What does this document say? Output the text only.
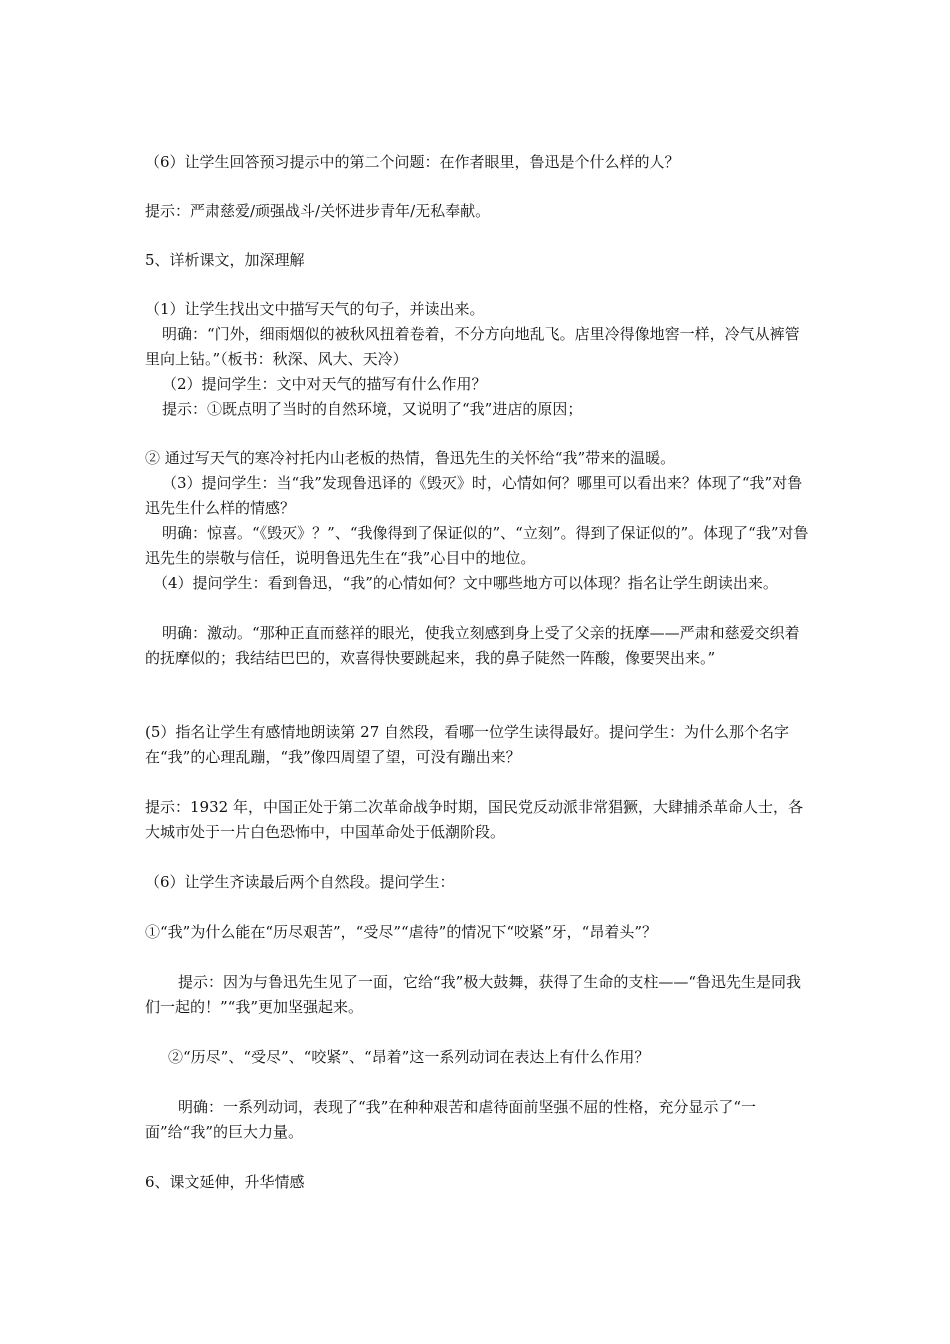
（6）让学生回答预习提示中的第二个问题：在作者眼里，鲁迅是个什么样的人？

提示：严肃慈爱/顽强战斗/关怀进步青年/无私奉献。

5、详析课文，加深理解

（1）让学生找出文中描写天气的句子，并读出来。

明确：“门外，细雨烟似的被秋风扭着卷着，不分方向地乱飞。店里冷得像地窖一样，冷气从裤管里向上钻。”（板书：秋深、风大、天冷）

（2）提问学生：文中对天气的描写有什么作用？

提示：①既点明了当时的自然环境，又说明了“我”进店的原因；

② 通过写天气的寒冷衬托内山老板的热情，鲁迅先生的关怀给“我”带来的温暖。

（3）提问学生：当“我”发现鲁迅译的《毁灭》时，心情如何？哪里可以看出来？体现了“我”对鲁迅先生什么样的情感？

明确：惊喜。“《毁灭》？”、“我像得到了保证似的”、“立刻”。得到了保证似的”。体现了“我”对鲁迅先生的崇敬与信任，说明鲁迅先生在“我”心目中的地位。

（4）提问学生：看到鲁迅，“我”的心情如何？文中哪些地方可以体现？指名让学生朗读出来。

明确：激动。“那种正直而慈祥的眼光，使我立刻感到身上受了父亲的抚摩——严肃和慈爱交织着的抚摩似的；我结结巴巴的，欢喜得快要跳起来，我的鼻子陡然一阵酸，像要哭出来。”

(5）指名让学生有感情地朗读第 27 自然段，看哪一位学生读得最好。提问学生：为什么那个名字在“我”的心理乱蹦，“我”像四周望了望，可没有蹦出来？

提示：1932 年，中国正处于第二次革命战争时期，国民党反动派非常猖獗，大肆捕杀革命人士，各大城市处于一片白色恐怖中，中国革命处于低潮阶段。

（6）让学生齐读最后两个自然段。提问学生：

①“我”为什么能在“历尽艰苦”，“受尽”“虐待”的情况下“咬紧”牙，“昂着头”？

提示：因为与鲁迅先生见了一面，它给“我”极大鼓舞，获得了生命的支柱——“鲁迅先生是同我们一起的！”“我”更加坚强起来。

②“历尽”、“受尽”、“咬紧”、“昂着”这一系列动词在表达上有什么作用？

明确：一系列动词，表现了“我”在种种艰苦和虐待面前坚强不屈的性格，充分显示了“一面”给“我”的巨大力量。

6、课文延伸，升华情感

**Task statement:** From the listing above, print every entry precisely and drop the pictures.

**Exercise response:**
What does this document say? Output the text only.
（6）让学生回答预习提示中的第二个问题：在作者眼里，鲁迅是个什么样的人？

提示：严肃慈爱/顽强战斗/关怀进步青年/无私奉献。

5、详析课文，加深理解

（1）让学生找出文中描写天气的句子，并读出来。

明确：“门外，细雨烟似的被秋风扭着卷着，不分方向地乱飞。店里冷得像地窖一样，冷气从裤管里向上钻。”（板书：秋深、风大、天冷）

（2）提问学生：文中对天气的描写有什么作用？

提示：①既点明了当时的自然环境，又说明了“我”进店的原因；

② 通过写天气的寒冷衬托内山老板的热情，鲁迅先生的关怀给“我”带来的温暖。

（3）提问学生：当“我”发现鲁迅译的《毁灭》时，心情如何？哪里可以看出来？体现了“我”对鲁迅先生什么样的情感？

明确：惊喜。“《毁灭》？”、“我像得到了保证似的”、“立刻”。得到了保证似的”。体现了“我”对鲁迅先生的崇敬与信任，说明鲁迅先生在“我”心目中的地位。

（4）提问学生：看到鲁迅，“我”的心情如何？文中哪些地方可以体现？指名让学生朗读出来。

明确：激动。“那种正直而慈祥的眼光，使我立刻感到身上受了父亲的抚摩——严肃和慈爱交织着的抚摩似的；我结结巴巴的，欢喜得快要跳起来，我的鼻子陡然一阵酸，像要哭出来。”

(5）指名让学生有感情地朗读第 27 自然段，看哪一位学生读得最好。提问学生：为什么那个名字在“我”的心理乱蹦，“我”像四周望了望，可没有蹦出来？

提示：1932 年，中国正处于第二次革命战争时期，国民党反动派非常猖獗，大肆捕杀革命人士，各大城市处于一片白色恐怖中，中国革命处于低潮阶段。

（6）让学生齐读最后两个自然段。提问学生：

①“我”为什么能在“历尽艰苦”，“受尽”“虐待”的情况下“咬紧”牙，“昂着头”？

提示：因为与鲁迅先生见了一面，它给“我”极大鼓舞，获得了生命的支柱——“鲁迅先生是同我们一起的！”“我”更加坚强起来。

②“历尽”、“受尽”、“咬紧”、“昂着”这一系列动词在表达上有什么作用？

明确：一系列动词，表现了“我”在种种艰苦和虐待面前坚强不屈的性格，充分显示了“一面”给“我”的巨大力量。

6、课文延伸，升华情感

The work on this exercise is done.